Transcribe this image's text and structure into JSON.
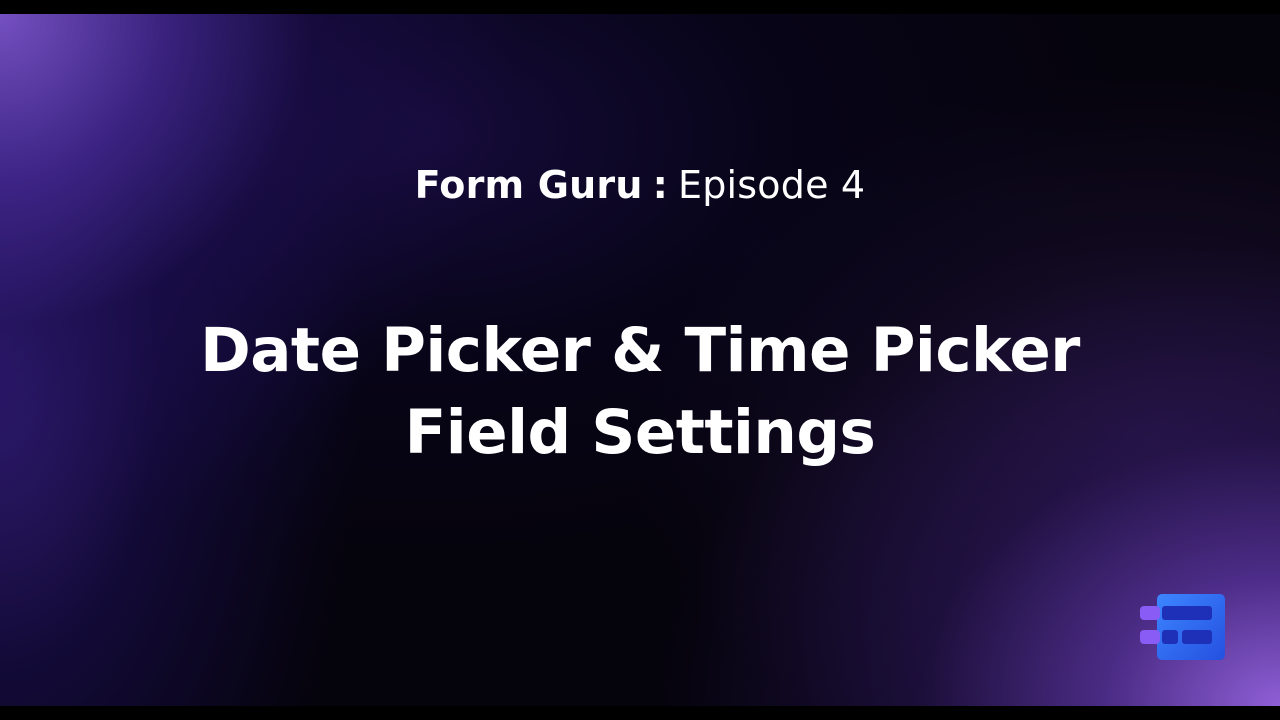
{
  "header": {
    "series_name": "Form Guru",
    "separator": ":",
    "episode_label": "Episode 4"
  },
  "title": {
    "line1": "Date Picker & Time Picker",
    "line2": "Field Settings"
  },
  "icons": {
    "logo": "form-builder-logo-icon"
  },
  "colors": {
    "text": "#ffffff",
    "logo_blue": "#2f6bf0",
    "logo_purple": "#8a5cf6",
    "accent_purple": "#9664e1"
  }
}
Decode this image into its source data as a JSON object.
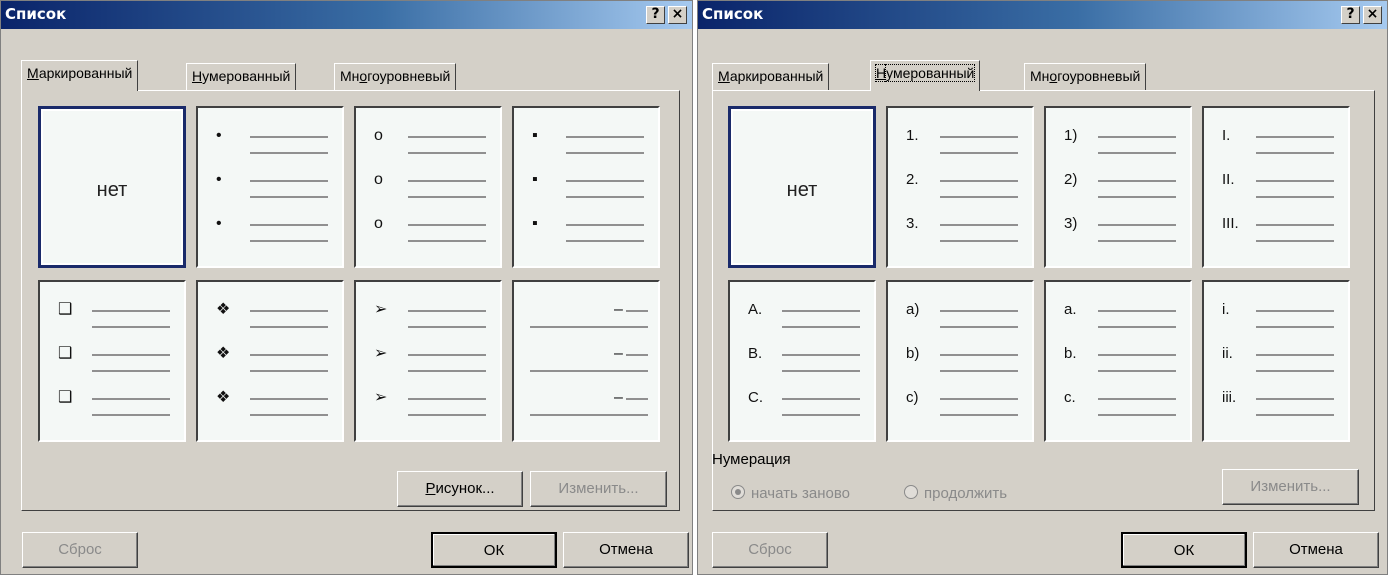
{
  "left": {
    "title": "Список",
    "help_label": "?",
    "close_label": "×",
    "tabs": [
      {
        "label": "Маркированный",
        "underline": "М",
        "rest": "аркированный"
      },
      {
        "label": "Нумерованный",
        "underline": "Н",
        "rest": "умерованный"
      },
      {
        "pre": "Мн",
        "underline": "о",
        "rest": "гоуровневый",
        "label": "Многоуровневый"
      }
    ],
    "none_label": "нет",
    "bullet_styles": [
      "•",
      "o",
      "▪",
      "❑",
      "❖",
      "➢",
      "–"
    ],
    "picture_button": {
      "underline": "Р",
      "rest": "исунок...",
      "label": "Рисунок..."
    },
    "change_button": "Изменить...",
    "reset_button": "Сброс",
    "ok_button": "ОК",
    "cancel_button": "Отмена"
  },
  "right": {
    "title": "Список",
    "help_label": "?",
    "close_label": "×",
    "tabs": [
      {
        "label": "Маркированный",
        "underline": "М",
        "rest": "аркированный"
      },
      {
        "label": "Нумерованный",
        "underline": "Н",
        "rest": "умерованный"
      },
      {
        "pre": "Мн",
        "underline": "о",
        "rest": "гоуровневый",
        "label": "Многоуровневый"
      }
    ],
    "none_label": "нет",
    "number_styles": [
      [
        "1.",
        "2.",
        "3."
      ],
      [
        "1)",
        "2)",
        "3)"
      ],
      [
        "I.",
        "II.",
        "III."
      ],
      [
        "A.",
        "B.",
        "C."
      ],
      [
        "a)",
        "b)",
        "c)"
      ],
      [
        "a.",
        "b.",
        "c."
      ],
      [
        "i.",
        "ii.",
        "iii."
      ]
    ],
    "numbering_group": "Нумерация",
    "restart_radio": "начать заново",
    "continue_radio": "продолжить",
    "change_button": "Изменить...",
    "reset_button": "Сброс",
    "ok_button": "ОК",
    "cancel_button": "Отмена"
  }
}
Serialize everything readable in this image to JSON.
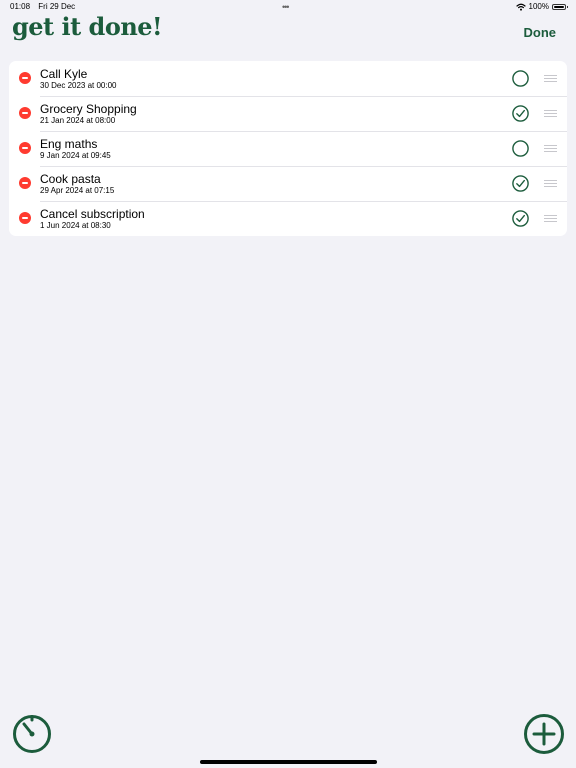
{
  "status_bar": {
    "time": "01:08",
    "date": "Fri 29 Dec",
    "multitask_dots": "•••",
    "battery": "100%",
    "battery_level": 1.0
  },
  "header": {
    "title": "get it done!",
    "done_label": "Done"
  },
  "colors": {
    "accent": "#1c5c3c",
    "delete": "#ff3b30",
    "background": "#f2f2f7"
  },
  "tasks": [
    {
      "title": "Call Kyle",
      "date": "30 Dec 2023 at 00:00",
      "completed": false
    },
    {
      "title": "Grocery Shopping",
      "date": "21 Jan 2024 at 08:00",
      "completed": true
    },
    {
      "title": "Eng maths",
      "date": "9 Jan 2024 at 09:45",
      "completed": false
    },
    {
      "title": "Cook pasta",
      "date": "29 Apr 2024 at 07:15",
      "completed": true
    },
    {
      "title": "Cancel subscription",
      "date": "1 Jun 2024 at 08:30",
      "completed": true
    }
  ],
  "toolbar": {
    "timer_icon": "timer-icon",
    "add_icon": "plus-circle-icon"
  }
}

--------------------------------------------------

EXERCISE DESCRIPTION -
Reproduce each entry verbatim, excluding any embedded images.

ANSWER TO THIS EXERCISE -
Transcribe this image's text and structure into JSON.
{
  "header": {
    "series_name": "Form Guru",
    "separator": ":",
    "episode_label": "Episode 4"
  },
  "title": {
    "line1": "Date Picker & Time Picker",
    "line2": "Field Settings"
  },
  "icons": {
    "logo": "form-builder-logo-icon"
  },
  "colors": {
    "text": "#ffffff",
    "logo_blue": "#2f6bf0",
    "logo_purple": "#8a5cf6",
    "accent_purple": "#9664e1"
  }
}
Decode this image into its source data as a JSON object.
{
  "left": {
    "title": "Список",
    "help_label": "?",
    "close_label": "×",
    "tabs": [
      {
        "label": "Маркированный",
        "underline": "М",
        "rest": "аркированный"
      },
      {
        "label": "Нумерованный",
        "underline": "Н",
        "rest": "умерованный"
      },
      {
        "pre": "Мн",
        "underline": "о",
        "rest": "гоуровневый",
        "label": "Многоуровневый"
      }
    ],
    "none_label": "нет",
    "bullet_styles": [
      "•",
      "o",
      "▪",
      "❑",
      "❖",
      "➢",
      "–"
    ],
    "picture_button": {
      "underline": "Р",
      "rest": "исунок...",
      "label": "Рисунок..."
    },
    "change_button": "Изменить...",
    "reset_button": "Сброс",
    "ok_button": "ОК",
    "cancel_button": "Отмена"
  },
  "right": {
    "title": "Список",
    "help_label": "?",
    "close_label": "×",
    "tabs": [
      {
        "label": "Маркированный",
        "underline": "М",
        "rest": "аркированный"
      },
      {
        "label": "Нумерованный",
        "underline": "Н",
        "rest": "умерованный"
      },
      {
        "pre": "Мн",
        "underline": "о",
        "rest": "гоуровневый",
        "label": "Многоуровневый"
      }
    ],
    "none_label": "нет",
    "number_styles": [
      [
        "1.",
        "2.",
        "3."
      ],
      [
        "1)",
        "2)",
        "3)"
      ],
      [
        "I.",
        "II.",
        "III."
      ],
      [
        "A.",
        "B.",
        "C."
      ],
      [
        "a)",
        "b)",
        "c)"
      ],
      [
        "a.",
        "b.",
        "c."
      ],
      [
        "i.",
        "ii.",
        "iii."
      ]
    ],
    "numbering_group": "Нумерация",
    "restart_radio": "начать заново",
    "continue_radio": "продолжить",
    "change_button": "Изменить...",
    "reset_button": "Сброс",
    "ok_button": "ОК",
    "cancel_button": "Отмена"
  }
}
Serialize everything readable in this image to JSON.
{
  "status_bar": {
    "time": "01:08",
    "date": "Fri 29 Dec",
    "multitask_dots": "•••",
    "battery": "100%",
    "battery_level": 1.0
  },
  "header": {
    "title": "get it done!",
    "done_label": "Done"
  },
  "colors": {
    "accent": "#1c5c3c",
    "delete": "#ff3b30",
    "background": "#f2f2f7"
  },
  "tasks": [
    {
      "title": "Call Kyle",
      "date": "30 Dec 2023 at 00:00",
      "completed": false
    },
    {
      "title": "Grocery Shopping",
      "date": "21 Jan 2024 at 08:00",
      "completed": true
    },
    {
      "title": "Eng maths",
      "date": "9 Jan 2024 at 09:45",
      "completed": false
    },
    {
      "title": "Cook pasta",
      "date": "29 Apr 2024 at 07:15",
      "completed": true
    },
    {
      "title": "Cancel subscription",
      "date": "1 Jun 2024 at 08:30",
      "completed": true
    }
  ],
  "toolbar": {
    "timer_icon": "timer-icon",
    "add_icon": "plus-circle-icon"
  }
}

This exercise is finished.